### SHORT EXERCISE
Return the entries below in their exact form, leaving the pictures out.

** Start **

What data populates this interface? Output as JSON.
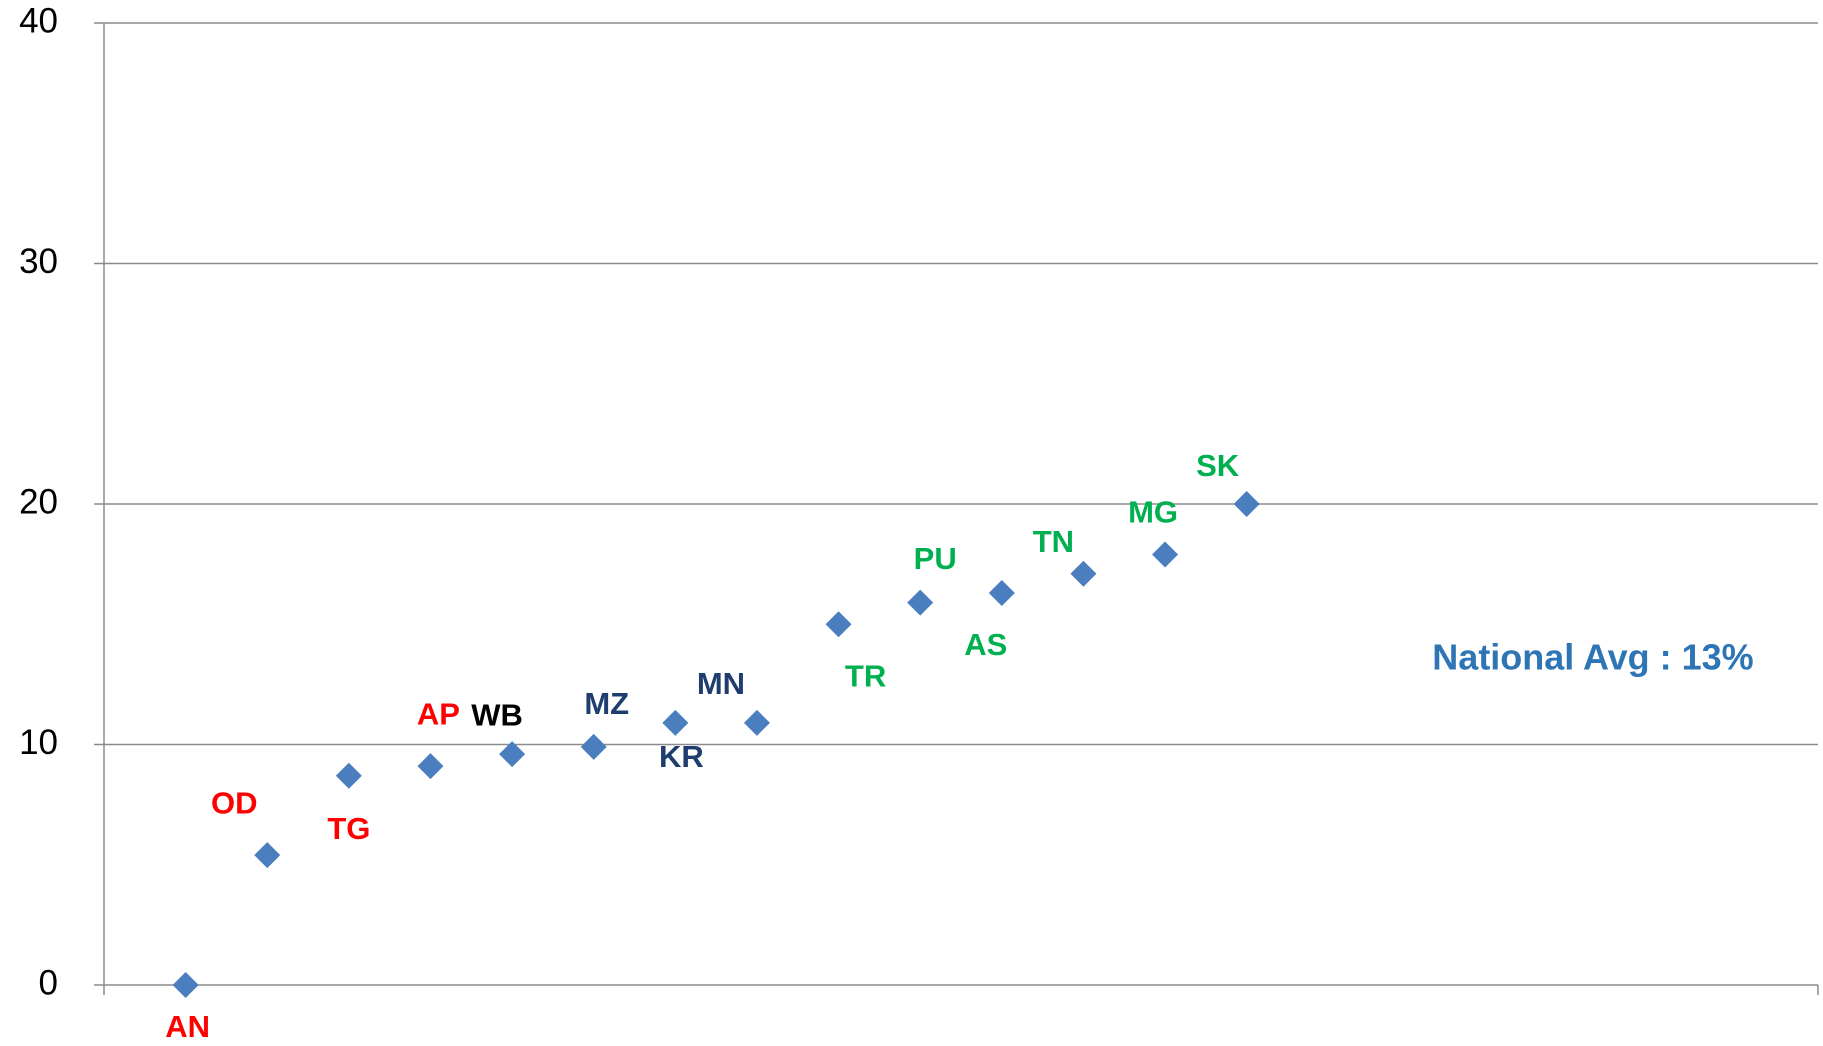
{
  "chart_data": {
    "type": "scatter",
    "labels": [
      "AN",
      "OD",
      "TG",
      "AP",
      "WB",
      "MZ",
      "KR",
      "MN",
      "TR",
      "PU",
      "AS",
      "TN",
      "MG",
      "SK"
    ],
    "label_colors": [
      "#ff0000",
      "#ff0000",
      "#ff0000",
      "#ff0000",
      "#000000",
      "#1f3d6e",
      "#1f3d6e",
      "#1f3d6e",
      "#00b050",
      "#00b050",
      "#00b050",
      "#00b050",
      "#00b050",
      "#00b050"
    ],
    "x": [
      1,
      2,
      3,
      4,
      5,
      6,
      7,
      8,
      9,
      10,
      11,
      12,
      13,
      14
    ],
    "values": [
      0,
      5.4,
      8.7,
      9.1,
      9.6,
      9.9,
      10.9,
      10.9,
      15.0,
      15.9,
      16.3,
      17.1,
      17.9,
      20.0
    ],
    "color": "#4a7ebf",
    "xlim": [
      0,
      21
    ],
    "ylim": [
      0,
      40
    ],
    "yticks": [
      0,
      10,
      20,
      30,
      40
    ],
    "grid": true,
    "annotation": "National Avg : 13%",
    "annotation_color": "#2e75b6"
  }
}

** End **

### ANSWER TO THE PROBLEM
What data populates this interface? Output as JSON.
{
  "chart_data": {
    "type": "scatter",
    "labels": [
      "AN",
      "OD",
      "TG",
      "AP",
      "WB",
      "MZ",
      "KR",
      "MN",
      "TR",
      "PU",
      "AS",
      "TN",
      "MG",
      "SK"
    ],
    "label_colors": [
      "#ff0000",
      "#ff0000",
      "#ff0000",
      "#ff0000",
      "#000000",
      "#1f3d6e",
      "#1f3d6e",
      "#1f3d6e",
      "#00b050",
      "#00b050",
      "#00b050",
      "#00b050",
      "#00b050",
      "#00b050"
    ],
    "x": [
      1,
      2,
      3,
      4,
      5,
      6,
      7,
      8,
      9,
      10,
      11,
      12,
      13,
      14
    ],
    "values": [
      0,
      5.4,
      8.7,
      9.1,
      9.6,
      9.9,
      10.9,
      10.9,
      15.0,
      15.9,
      16.3,
      17.1,
      17.9,
      20.0
    ],
    "color": "#4a7ebf",
    "xlim": [
      0,
      21
    ],
    "ylim": [
      0,
      40
    ],
    "yticks": [
      0,
      10,
      20,
      30,
      40
    ],
    "grid": true,
    "annotation": "National Avg : 13%",
    "annotation_color": "#2e75b6"
  }
}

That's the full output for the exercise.